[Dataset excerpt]
● ● ● ● ● ● ●

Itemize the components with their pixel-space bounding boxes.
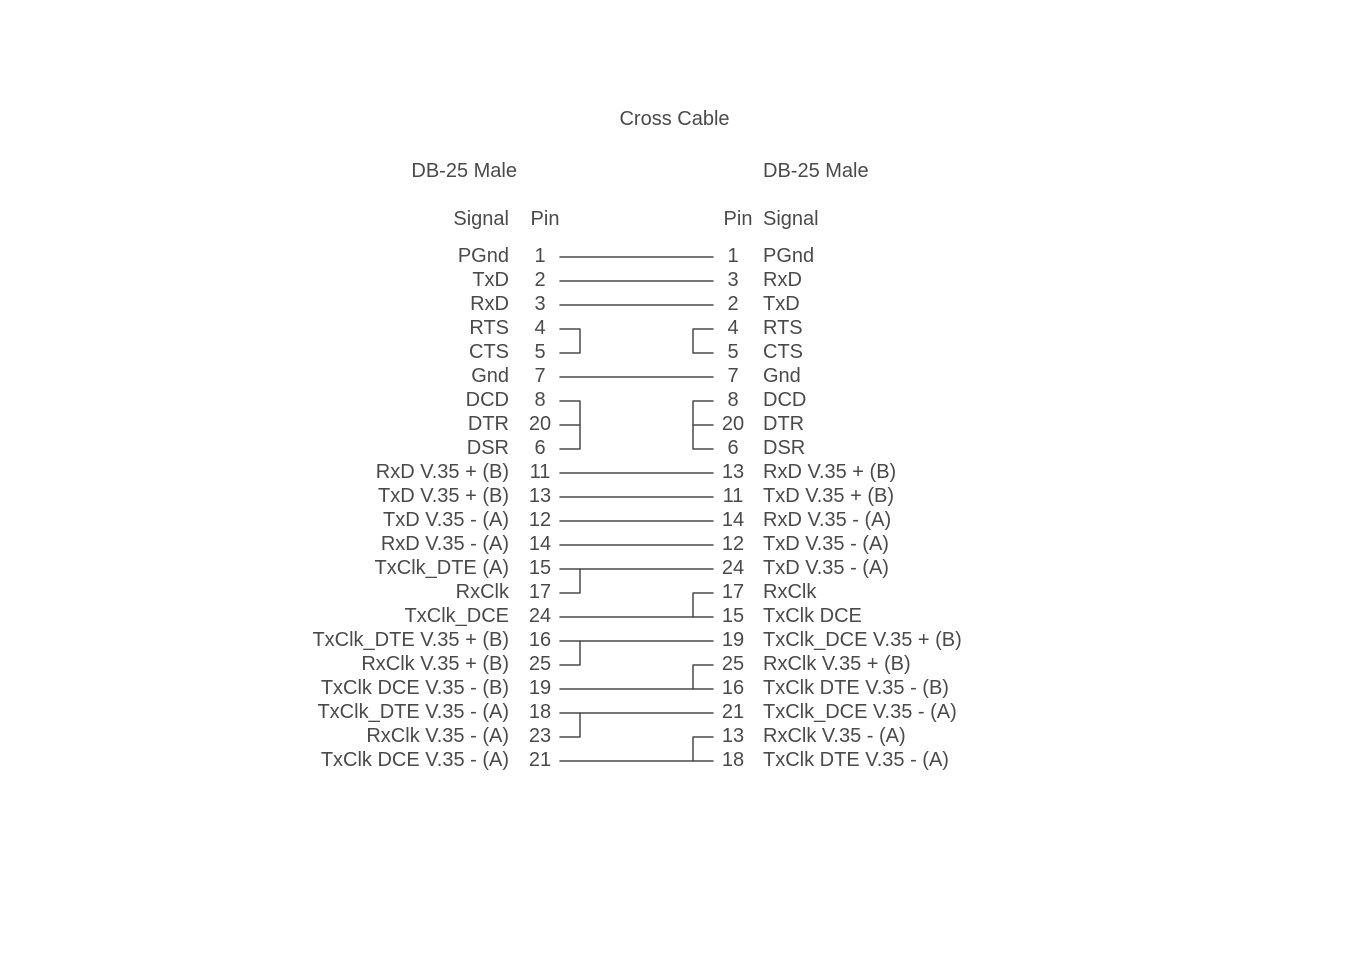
wiring-svg <box>0 0 1349 954</box>
pinout-diagram: Cross Cable DB-25 Male DB-25 Male Signal… <box>0 0 1349 954</box>
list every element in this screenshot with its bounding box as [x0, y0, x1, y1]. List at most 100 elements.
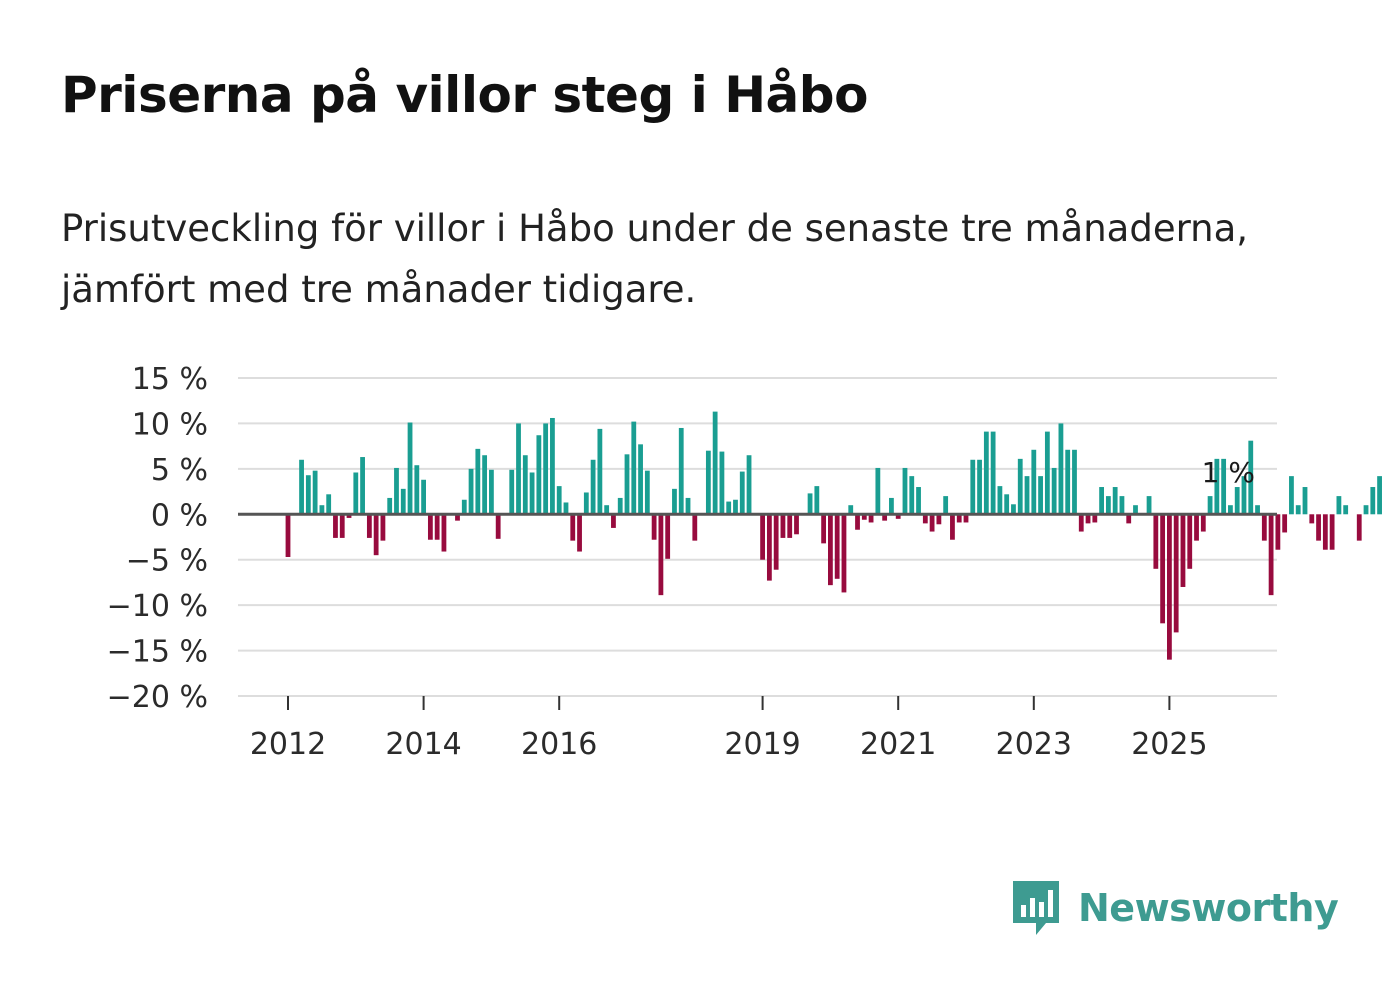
bar	[780, 514, 786, 538]
bar	[489, 469, 494, 515]
bar	[956, 514, 962, 523]
bar	[1322, 514, 1328, 550]
bar	[570, 514, 576, 541]
bar	[394, 467, 399, 515]
bar	[1356, 514, 1362, 541]
bar	[963, 514, 969, 523]
bar	[1377, 476, 1382, 515]
bar	[665, 514, 671, 559]
bar	[1275, 514, 1281, 550]
bar	[1119, 496, 1125, 515]
bar	[990, 431, 996, 515]
bar	[1336, 496, 1342, 515]
y-tick-label: 10 %	[132, 407, 208, 442]
bar	[855, 514, 860, 530]
gridlines	[238, 377, 1277, 697]
bar	[1248, 440, 1254, 515]
bar	[712, 411, 718, 515]
bar	[1072, 449, 1077, 515]
bar	[692, 514, 698, 541]
bar	[909, 476, 915, 515]
bar	[1112, 487, 1118, 515]
bar	[529, 472, 535, 515]
y-axis-labels: 15 % 10 % 5 % 0 % −5 % −10 % −15 % −20 %	[107, 362, 208, 715]
bar	[1302, 487, 1308, 515]
bar	[1160, 514, 1166, 624]
bar	[1065, 449, 1071, 515]
bar	[773, 514, 779, 570]
bar	[685, 497, 691, 515]
bar	[475, 448, 481, 515]
bar	[997, 486, 1003, 515]
x-axis: 2012 2014 2016 2019 2021 2023 2025	[250, 696, 1208, 762]
bar	[319, 505, 325, 515]
bar	[678, 427, 684, 515]
bar	[828, 514, 833, 586]
bar	[922, 514, 928, 524]
y-tick-label: 15 %	[132, 362, 208, 397]
bar	[970, 459, 976, 515]
bar	[1167, 514, 1172, 660]
bar	[536, 435, 542, 515]
annotations: 1 %	[1202, 456, 1255, 489]
bar	[1309, 514, 1315, 524]
bar	[1173, 514, 1179, 633]
x-tick-label: 2021	[860, 727, 936, 762]
bar	[543, 423, 549, 515]
bar	[1031, 449, 1037, 515]
bar	[936, 514, 942, 525]
x-tick-label: 2023	[996, 727, 1072, 762]
bar	[726, 501, 732, 515]
y-tick-label: 5 %	[151, 453, 208, 488]
bar	[1024, 476, 1030, 515]
bar	[1044, 431, 1050, 515]
bar	[427, 514, 433, 540]
bar	[950, 514, 955, 540]
bar	[421, 479, 426, 515]
bar	[1214, 458, 1220, 515]
bar	[766, 514, 772, 581]
bar	[1011, 504, 1016, 515]
bars	[285, 411, 1382, 660]
bar	[468, 468, 474, 515]
bar	[760, 514, 765, 560]
bar	[461, 499, 467, 515]
bar	[1329, 514, 1335, 550]
bar	[1085, 514, 1091, 524]
bar	[604, 505, 610, 515]
bar	[644, 470, 650, 515]
bar	[916, 487, 921, 515]
x-tick-label: 2019	[724, 727, 800, 762]
bar	[1017, 458, 1023, 515]
bar	[895, 514, 901, 519]
bar	[414, 465, 420, 515]
bar	[1133, 505, 1138, 515]
x-tick-label: 2014	[385, 727, 461, 762]
bar	[346, 514, 352, 518]
bar	[889, 497, 894, 515]
bar	[672, 488, 677, 515]
bar	[868, 514, 874, 523]
bar	[821, 514, 827, 544]
bar	[814, 486, 820, 515]
bar	[638, 444, 643, 515]
bar	[1126, 514, 1132, 524]
bar	[1153, 514, 1159, 569]
bar	[455, 514, 460, 521]
y-tick-label: −10 %	[107, 589, 208, 624]
bar	[977, 459, 982, 515]
bar	[556, 486, 562, 515]
bar	[353, 472, 359, 515]
y-tick-label: −5 %	[126, 544, 208, 579]
bar	[482, 455, 488, 515]
bar	[983, 431, 989, 515]
bar	[1180, 514, 1186, 587]
y-tick-label: −20 %	[107, 680, 208, 715]
bar	[1187, 514, 1193, 569]
bar	[787, 514, 793, 538]
brand: Newsworthy	[1010, 878, 1339, 938]
bar	[312, 470, 318, 515]
bar	[333, 514, 338, 538]
bar	[326, 494, 332, 515]
bar	[597, 428, 603, 515]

● ● ● ● ● ● ●

- **STATED TASK**:
Copy out, word for word, the data lines starting at the line containing "514, 786, 538]" and ending after the line containing "476, 1382, 515]".

- **EXPECTED ANSWER**:
bar	[780, 514, 786, 538]
bar	[489, 469, 494, 515]
bar	[956, 514, 962, 523]
bar	[1322, 514, 1328, 550]
bar	[570, 514, 576, 541]
bar	[394, 467, 399, 515]
bar	[1356, 514, 1362, 541]
bar	[963, 514, 969, 523]
bar	[1377, 476, 1382, 515]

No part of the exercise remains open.